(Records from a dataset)
## BEGIN

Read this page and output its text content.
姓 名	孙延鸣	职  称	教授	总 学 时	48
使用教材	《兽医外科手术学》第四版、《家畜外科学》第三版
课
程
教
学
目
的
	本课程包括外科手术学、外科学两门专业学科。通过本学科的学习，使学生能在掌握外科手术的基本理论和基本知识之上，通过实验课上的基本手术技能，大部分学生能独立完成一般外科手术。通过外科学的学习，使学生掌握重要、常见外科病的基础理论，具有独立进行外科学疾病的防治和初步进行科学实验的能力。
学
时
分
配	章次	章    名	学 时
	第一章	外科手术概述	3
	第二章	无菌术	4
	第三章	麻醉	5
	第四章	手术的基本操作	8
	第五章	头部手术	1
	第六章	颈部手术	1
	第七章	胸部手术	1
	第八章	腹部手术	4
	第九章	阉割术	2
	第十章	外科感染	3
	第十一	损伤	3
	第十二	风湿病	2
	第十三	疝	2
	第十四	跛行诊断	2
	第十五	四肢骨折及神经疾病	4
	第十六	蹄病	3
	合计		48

## END

Type out all of the material again, word for word.

Read this page and output its text content.
姓 名	孙延鸣	职  称	教授	总 学 时	48
使用教材	《兽医外科手术学》第四版、《家畜外科学》第三版
课
程
教
学
目
的
	本课程包括外科手术学、外科学两门专业学科。通过本学科的学习，使学生能在掌握外科手术的基本理论和基本知识之上，通过实验课上的基本手术技能，大部分学生能独立完成一般外科手术。通过外科学的学习，使学生掌握重要、常见外科病的基础理论，具有独立进行外科学疾病的防治和初步进行科学实验的能力。
学
时
分
配	章次	章    名	学 时
	第一章	外科手术概述	3
	第二章	无菌术	4
	第三章	麻醉	5
	第四章	手术的基本操作	8
	第五章	头部手术	1
	第六章	颈部手术	1
	第七章	胸部手术	1
	第八章	腹部手术	4
	第九章	阉割术	2
	第十章	外科感染	3
	第十一	损伤	3
	第十二	风湿病	2
	第十三	疝	2
	第十四	跛行诊断	2
	第十五	四肢骨折及神经疾病	4
	第十六	蹄病	3
	合计		48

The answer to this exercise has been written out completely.